# WHAT IS NEEDED:
Your task is to reproduce the entries below word for word.

# RECORDS FOR THE EXERCISE:
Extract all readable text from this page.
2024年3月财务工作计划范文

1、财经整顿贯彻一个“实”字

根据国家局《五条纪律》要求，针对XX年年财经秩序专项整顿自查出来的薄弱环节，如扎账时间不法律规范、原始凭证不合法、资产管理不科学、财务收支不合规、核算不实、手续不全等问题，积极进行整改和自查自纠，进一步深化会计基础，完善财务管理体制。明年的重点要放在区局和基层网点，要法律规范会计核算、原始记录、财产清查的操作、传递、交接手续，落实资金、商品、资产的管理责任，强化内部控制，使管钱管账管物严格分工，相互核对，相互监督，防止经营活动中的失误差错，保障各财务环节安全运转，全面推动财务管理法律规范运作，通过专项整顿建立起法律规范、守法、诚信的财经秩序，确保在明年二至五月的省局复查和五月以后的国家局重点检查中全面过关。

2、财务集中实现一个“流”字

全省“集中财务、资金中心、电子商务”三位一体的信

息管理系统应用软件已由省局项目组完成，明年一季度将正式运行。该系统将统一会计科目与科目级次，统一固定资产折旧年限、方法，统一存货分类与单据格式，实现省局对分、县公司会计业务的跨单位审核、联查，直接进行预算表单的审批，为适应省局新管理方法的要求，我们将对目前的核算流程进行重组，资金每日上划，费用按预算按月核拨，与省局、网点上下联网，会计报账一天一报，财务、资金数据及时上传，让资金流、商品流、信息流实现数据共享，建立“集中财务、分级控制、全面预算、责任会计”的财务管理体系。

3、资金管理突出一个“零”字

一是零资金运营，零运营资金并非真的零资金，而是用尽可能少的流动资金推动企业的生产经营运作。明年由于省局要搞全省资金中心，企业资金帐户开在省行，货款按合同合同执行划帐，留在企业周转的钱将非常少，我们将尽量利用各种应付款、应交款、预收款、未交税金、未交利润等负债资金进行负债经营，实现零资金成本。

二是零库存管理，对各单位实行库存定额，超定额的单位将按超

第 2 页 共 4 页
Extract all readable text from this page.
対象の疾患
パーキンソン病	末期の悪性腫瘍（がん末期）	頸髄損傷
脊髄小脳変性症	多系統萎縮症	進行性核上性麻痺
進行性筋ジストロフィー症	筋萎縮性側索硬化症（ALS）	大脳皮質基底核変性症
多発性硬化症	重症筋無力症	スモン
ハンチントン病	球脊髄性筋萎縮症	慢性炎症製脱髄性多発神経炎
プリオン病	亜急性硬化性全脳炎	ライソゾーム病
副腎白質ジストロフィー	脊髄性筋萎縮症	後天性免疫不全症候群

# PROBLEM SOLUTION:
Extract all readable text from this page.
2024年3月财务工作计划范文

1、财经整顿贯彻一个“实”字

根据国家局《五条纪律》要求，针对XX年年财经秩序专项整顿自查出来的薄弱环节，如扎账时间不法律规范、原始凭证不合法、资产管理不科学、财务收支不合规、核算不实、手续不全等问题，积极进行整改和自查自纠，进一步深化会计基础，完善财务管理体制。明年的重点要放在区局和基层网点，要法律规范会计核算、原始记录、财产清查的操作、传递、交接手续，落实资金、商品、资产的管理责任，强化内部控制，使管钱管账管物严格分工，相互核对，相互监督，防止经营活动中的失误差错，保障各财务环节安全运转，全面推动财务管理法律规范运作，通过专项整顿建立起法律规范、守法、诚信的财经秩序，确保在明年二至五月的省局复查和五月以后的国家局重点检查中全面过关。

2、财务集中实现一个“流”字

全省“集中财务、资金中心、电子商务”三位一体的信

息管理系统应用软件已由省局项目组完成，明年一季度将正式运行。该系统将统一会计科目与科目级次，统一固定资产折旧年限、方法，统一存货分类与单据格式，实现省局对分、县公司会计业务的跨单位审核、联查，直接进行预算表单的审批，为适应省局新管理方法的要求，我们将对目前的核算流程进行重组，资金每日上划，费用按预算按月核拨，与省局、网点上下联网，会计报账一天一报，财务、资金数据及时上传，让资金流、商品流、信息流实现数据共享，建立“集中财务、分级控制、全面预算、责任会计”的财务管理体系。

3、资金管理突出一个“零”字

一是零资金运营，零运营资金并非真的零资金，而是用尽可能少的流动资金推动企业的生产经营运作。明年由于省局要搞全省资金中心，企业资金帐户开在省行，货款按合同合同执行划帐，留在企业周转的钱将非常少，我们将尽量利用各种应付款、应交款、预收款、未交税金、未交利润等负债资金进行负债经营，实现零资金成本。

二是零库存管理，对各单位实行库存定额，超定额的单位将按超

第 2 页 共 4 页
Extract all readable text from this page.
対象の疾患
パーキンソン病	末期の悪性腫瘍（がん末期）	頸髄損傷
脊髄小脳変性症	多系統萎縮症	進行性核上性麻痺
進行性筋ジストロフィー症	筋萎縮性側索硬化症（ALS）	大脳皮質基底核変性症
多発性硬化症	重症筋無力症	スモン
ハンチントン病	球脊髄性筋萎縮症	慢性炎症製脱髄性多発神経炎
プリオン病	亜急性硬化性全脳炎	ライソゾーム病
副腎白質ジストロフィー	脊髄性筋萎縮症	後天性免疫不全症候群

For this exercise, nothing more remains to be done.